(Figure collection entries)
+ + + + +
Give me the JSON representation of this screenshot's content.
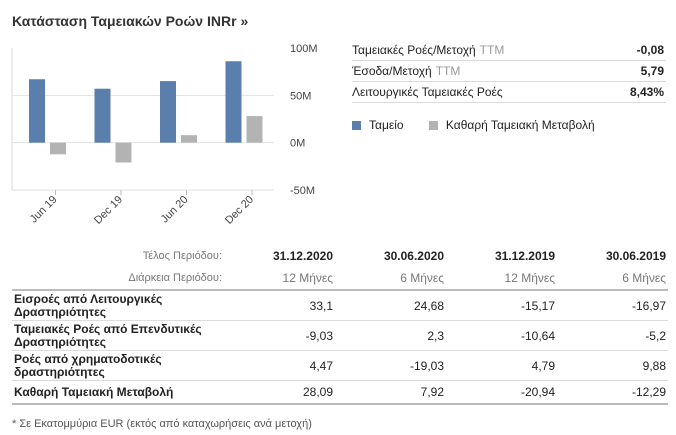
{
  "header": {
    "title": "Κατάσταση Ταμειακών Ροών INRr",
    "chevron": "»"
  },
  "chart_data": {
    "type": "bar",
    "categories": [
      "Jun 19",
      "Dec 19",
      "Jun 20",
      "Dec 20"
    ],
    "series": [
      {
        "name": "Ταμείο",
        "color": "#5b7fac",
        "values": [
          67,
          57,
          65,
          86
        ]
      },
      {
        "name": "Καθαρή Ταμειακή Μεταβολή",
        "color": "#b3b3b3",
        "values": [
          -12.29,
          -20.94,
          7.92,
          28.09
        ]
      }
    ],
    "yticks": [
      "100M",
      "50M",
      "0M",
      "-50M"
    ],
    "ylim": [
      -50,
      100
    ],
    "grid": true
  },
  "ratios": [
    {
      "label": "Ταμειακές Ροές/Μετοχή",
      "suffix": "TTM",
      "value": "-0,08"
    },
    {
      "label": "Έσοδα/Μετοχή",
      "suffix": "TTM",
      "value": "5,79"
    },
    {
      "label": "Λειτουργικές Ταμειακές Ροές",
      "suffix": "",
      "value": "8,43%"
    }
  ],
  "legend": [
    {
      "label": "Ταμείο",
      "color": "#5b7fac"
    },
    {
      "label": "Καθαρή Ταμειακή Μεταβολή",
      "color": "#b3b3b3"
    }
  ],
  "table": {
    "period_end_label": "Τέλος Περιόδου:",
    "duration_label": "Διάρκεια Περιόδου:",
    "periods": [
      "31.12.2020",
      "30.06.2020",
      "31.12.2019",
      "30.06.2019"
    ],
    "durations": [
      "12 Μήνες",
      "6 Μήνες",
      "12 Μήνες",
      "6 Μήνες"
    ],
    "rows": [
      {
        "label": "Εισροές από Λειτουργικές Δραστηριότητες",
        "values": [
          "33,1",
          "24,68",
          "-15,17",
          "-16,97"
        ]
      },
      {
        "label": "Ταμειακές Ροές από Επενδυτικές Δραστηριότητες",
        "values": [
          "-9,03",
          "2,3",
          "-10,64",
          "-5,2"
        ]
      },
      {
        "label": "Ροές από χρηματοδοτικές δραστηριότητες",
        "values": [
          "4,47",
          "-19,03",
          "4,79",
          "9,88"
        ]
      },
      {
        "label": "Καθαρή Ταμειακή Μεταβολή",
        "values": [
          "28,09",
          "7,92",
          "-20,94",
          "-12,29"
        ]
      }
    ]
  },
  "footnote": "* Σε Εκατομμύρια EUR (εκτός από καταχωρήσεις ανά μετοχή)"
}
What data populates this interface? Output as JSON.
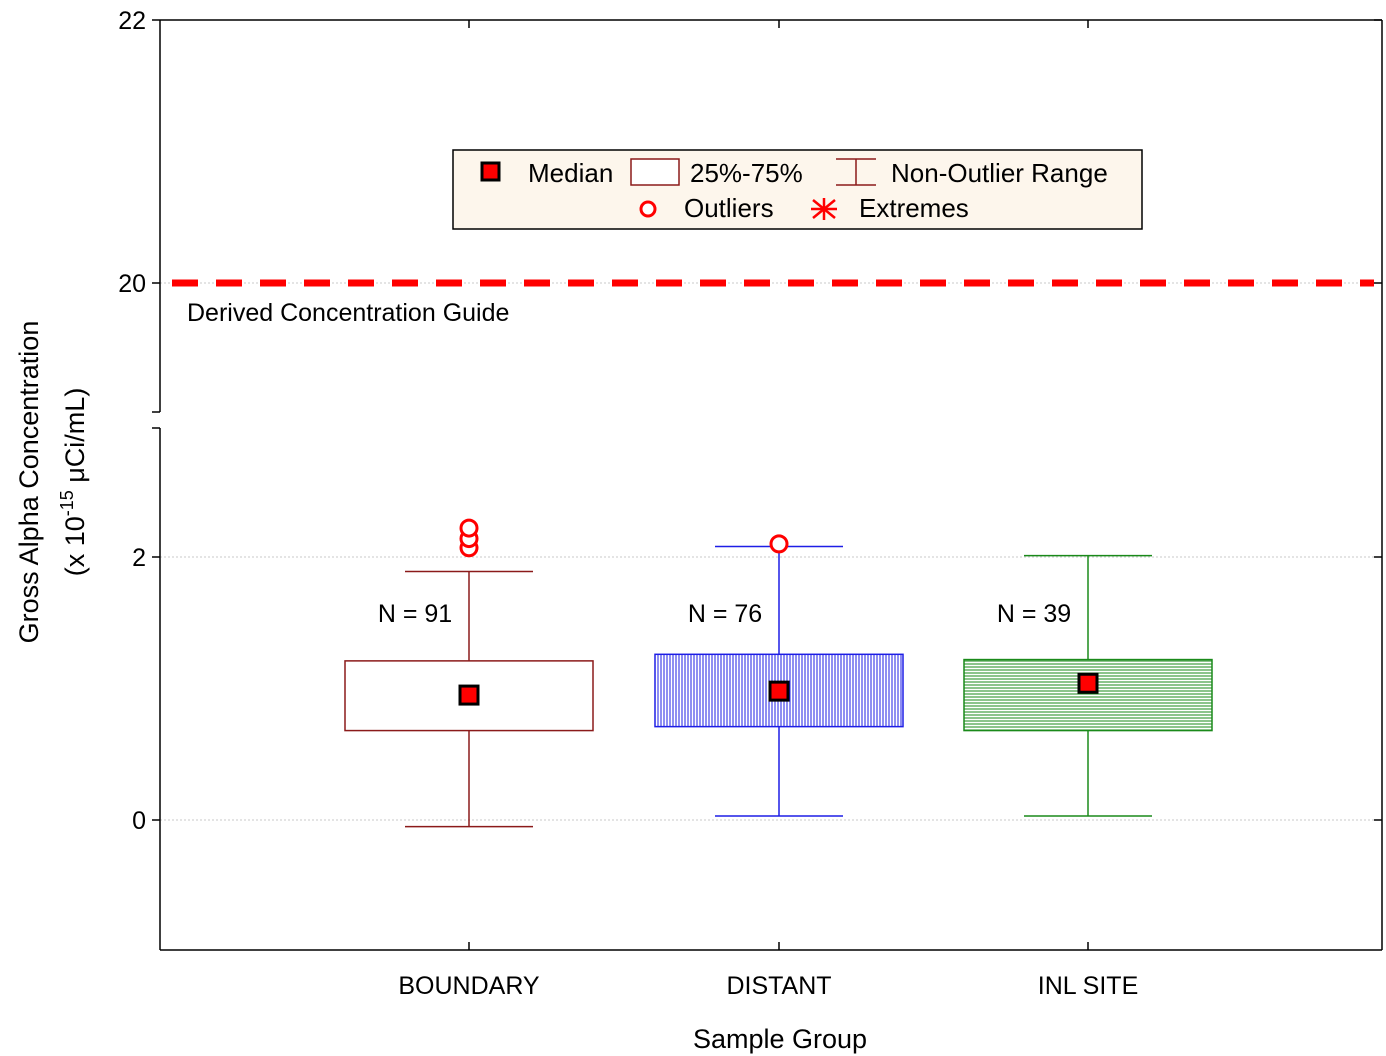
{
  "chart_data": {
    "type": "boxplot",
    "xlabel": "Sample Group",
    "ylabel_line1": "Gross Alpha Concentration",
    "ylabel_line2_prefix": "(x 10",
    "ylabel_line2_exp": "-15",
    "ylabel_line2_suffix": " μCi/mL)",
    "y_axis": {
      "lower_segment": {
        "range": [
          -1,
          3
        ],
        "ticks": [
          0,
          2
        ]
      },
      "upper_segment": {
        "range": [
          19,
          22
        ],
        "ticks": [
          20,
          22
        ]
      },
      "broken": true
    },
    "grid": "horizontal dotted at major ticks",
    "groups": [
      {
        "category": "BOUNDARY",
        "n_label": "N = 91",
        "color": "#8b1a1a",
        "fill": "none",
        "median": 0.95,
        "q1": 0.68,
        "q3": 1.21,
        "whisker_low": -0.05,
        "whisker_high": 1.89,
        "outliers": [
          2.07,
          2.14,
          2.22
        ]
      },
      {
        "category": "DISTANT",
        "n_label": "N = 76",
        "color": "#1e1ee6",
        "fill": "vertical-hatch",
        "median": 0.98,
        "q1": 0.71,
        "q3": 1.26,
        "whisker_low": 0.03,
        "whisker_high": 2.08,
        "outliers": [
          2.1
        ]
      },
      {
        "category": "INL SITE",
        "n_label": "N = 39",
        "color": "#1a8a1a",
        "fill": "horizontal-hatch",
        "median": 1.04,
        "q1": 0.68,
        "q3": 1.22,
        "whisker_low": 0.03,
        "whisker_high": 2.01,
        "outliers": []
      }
    ],
    "reference_line": {
      "value": 20,
      "label": "Derived Concentration Guide",
      "color": "#ff0000",
      "style": "dashed"
    },
    "legend": {
      "placement": "top-center",
      "items": [
        {
          "label": "Median",
          "symbol": "filled-square"
        },
        {
          "label": "25%-75%",
          "symbol": "box"
        },
        {
          "label": "Non-Outlier Range",
          "symbol": "whisker"
        },
        {
          "label": "Outliers",
          "symbol": "open-circle"
        },
        {
          "label": "Extremes",
          "symbol": "asterisk"
        }
      ]
    },
    "colors": {
      "marker_fill": "#ff0000",
      "marker_edge": "#000000",
      "legend_bg": "#fdf6ec"
    }
  }
}
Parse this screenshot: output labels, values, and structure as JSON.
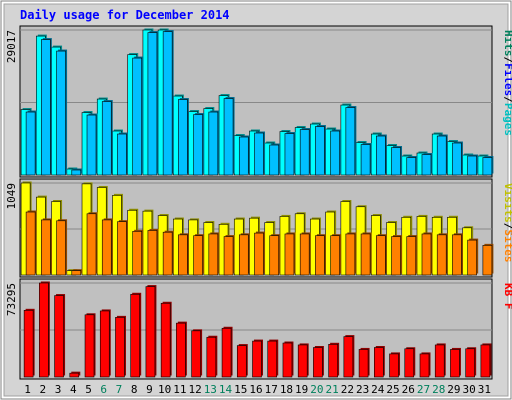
{
  "title": "Daily usage for December 2014",
  "colors": {
    "title": "#0000ff",
    "panel_bg": "#c0c0c0",
    "frame": "#808080",
    "hits_front": "#00ffff",
    "hits_back": "#00805c",
    "files_front": "#00c0ff",
    "sites_front": "#ff8000",
    "visits_front": "#ffff00",
    "kb_front": "#ff0000",
    "weekend_label": "#00805c",
    "weekday_label": "#000000"
  },
  "chart_data": {
    "type": "bar",
    "categories": [
      "1",
      "2",
      "3",
      "4",
      "5",
      "6",
      "7",
      "8",
      "9",
      "10",
      "11",
      "12",
      "13",
      "14",
      "15",
      "16",
      "17",
      "18",
      "19",
      "20",
      "21",
      "22",
      "23",
      "24",
      "25",
      "26",
      "27",
      "28",
      "29",
      "30",
      "31"
    ],
    "weekend_days": [
      "6",
      "7",
      "13",
      "14",
      "20",
      "21",
      "27",
      "28"
    ],
    "panels": [
      {
        "name": "hits-files",
        "y_max_label": "29017",
        "ylim": [
          0,
          29017
        ],
        "side_labels": [
          {
            "text": "Hits",
            "color": "#00805c"
          },
          {
            "text": "/",
            "color": "#000000"
          },
          {
            "text": "Files",
            "color": "#0000ff"
          },
          {
            "text": "/",
            "color": "#000000"
          },
          {
            "text": "Pages",
            "color": "#00c0c0"
          }
        ],
        "series": [
          {
            "name": "Hits",
            "color": "#00ffff",
            "values": [
              13100,
              27800,
              25600,
              1200,
              12500,
              15200,
              8800,
              24100,
              29017,
              29017,
              15800,
              12700,
              13300,
              15900,
              7900,
              8800,
              6400,
              8700,
              9500,
              10200,
              9200,
              14000,
              6500,
              8200,
              5900,
              3800,
              4400,
              8200,
              6700,
              4000,
              3800
            ]
          },
          {
            "name": "Files",
            "color": "#00c0ff",
            "values": [
              12600,
              27100,
              24800,
              1000,
              12000,
              14700,
              8200,
              23400,
              28500,
              28700,
              15100,
              12100,
              12600,
              15300,
              7600,
              8400,
              6000,
              8300,
              9100,
              9700,
              8800,
              13500,
              6100,
              7800,
              5500,
              3500,
              4100,
              7800,
              6400,
              3800,
              3500
            ]
          }
        ]
      },
      {
        "name": "visits-sites",
        "y_max_label": "1049",
        "ylim": [
          0,
          1049
        ],
        "side_labels": [
          {
            "text": "Visits",
            "color": "#c0c000"
          },
          {
            "text": "/",
            "color": "#000000"
          },
          {
            "text": "Sites",
            "color": "#ff8000"
          }
        ],
        "series": [
          {
            "name": "Visits",
            "color": "#ffff00",
            "values": [
              1049,
              888,
              838,
              49,
              1039,
              998,
              908,
              738,
              728,
              678,
              638,
              628,
              598,
              578,
              638,
              648,
              598,
              668,
              698,
              638,
              718,
              838,
              778,
              678,
              598,
              658,
              668,
              658,
              658,
              538,
              0
            ]
          },
          {
            "name": "Sites",
            "color": "#ff8000",
            "values": [
              718,
              628,
              618,
              49,
              698,
              628,
              608,
              498,
              508,
              488,
              458,
              448,
              468,
              438,
              458,
              478,
              448,
              468,
              468,
              448,
              448,
              468,
              468,
              448,
              438,
              438,
              468,
              458,
              458,
              398,
              338
            ]
          }
        ]
      },
      {
        "name": "kb",
        "y_max_label": "73295",
        "ylim": [
          0,
          73295
        ],
        "side_labels": [
          {
            "text": "KB F",
            "color": "#ff0000"
          }
        ],
        "series": [
          {
            "name": "KB F",
            "color": "#ff0000",
            "values": [
              52000,
              73295,
              63500,
              3000,
              48500,
              51500,
              46500,
              64500,
              70500,
              57500,
              42000,
              36000,
              31000,
              38000,
              24500,
              28000,
              28000,
              26500,
              25000,
              23000,
              25500,
              31500,
              21500,
              23000,
              18000,
              22000,
              18000,
              25000,
              21500,
              22000,
              25000
            ]
          }
        ]
      }
    ]
  }
}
+ + + + +
TASK TO CARRY OUT:
In the entries above, identify each line that includes the string "symbol", then copy it.

FINAL RESULT:
          "symbol": "filled-square"
          "symbol": "box"
          "symbol": "whisker"
          "symbol": "open-circle"
          "symbol": "asterisk"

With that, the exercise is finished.